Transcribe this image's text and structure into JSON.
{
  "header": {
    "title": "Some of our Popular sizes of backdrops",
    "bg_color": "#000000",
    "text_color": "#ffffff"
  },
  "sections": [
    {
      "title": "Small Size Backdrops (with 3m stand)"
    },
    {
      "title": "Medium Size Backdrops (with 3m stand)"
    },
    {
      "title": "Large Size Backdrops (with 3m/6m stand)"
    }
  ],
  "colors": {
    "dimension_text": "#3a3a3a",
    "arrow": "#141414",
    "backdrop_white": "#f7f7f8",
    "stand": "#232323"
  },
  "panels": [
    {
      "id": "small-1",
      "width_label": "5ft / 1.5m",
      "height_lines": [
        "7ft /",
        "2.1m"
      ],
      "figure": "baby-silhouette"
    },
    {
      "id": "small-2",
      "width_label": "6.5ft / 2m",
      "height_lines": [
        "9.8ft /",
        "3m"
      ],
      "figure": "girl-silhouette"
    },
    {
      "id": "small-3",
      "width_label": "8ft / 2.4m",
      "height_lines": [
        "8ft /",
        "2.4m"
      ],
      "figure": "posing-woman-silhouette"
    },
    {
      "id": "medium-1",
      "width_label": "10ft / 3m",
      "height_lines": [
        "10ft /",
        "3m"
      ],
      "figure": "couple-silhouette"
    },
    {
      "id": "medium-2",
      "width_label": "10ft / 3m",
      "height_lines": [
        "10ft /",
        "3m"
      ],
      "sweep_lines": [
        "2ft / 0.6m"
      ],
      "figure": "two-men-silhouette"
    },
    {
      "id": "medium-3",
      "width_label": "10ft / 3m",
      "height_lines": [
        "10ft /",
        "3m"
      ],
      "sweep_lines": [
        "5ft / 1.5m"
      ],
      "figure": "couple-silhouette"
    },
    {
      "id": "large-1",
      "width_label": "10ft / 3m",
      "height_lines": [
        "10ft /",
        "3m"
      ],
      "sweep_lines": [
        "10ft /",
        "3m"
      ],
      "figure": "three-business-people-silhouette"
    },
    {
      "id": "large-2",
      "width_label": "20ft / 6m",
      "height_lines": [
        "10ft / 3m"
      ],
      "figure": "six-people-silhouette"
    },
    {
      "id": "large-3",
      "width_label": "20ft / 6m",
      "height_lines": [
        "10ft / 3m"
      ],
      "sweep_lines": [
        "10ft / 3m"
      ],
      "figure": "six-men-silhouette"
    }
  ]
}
○ ○ ○ ○ ○
### Required work
Across the data above, how many lines include the word "title"? Give only the count.

### Expected answer
4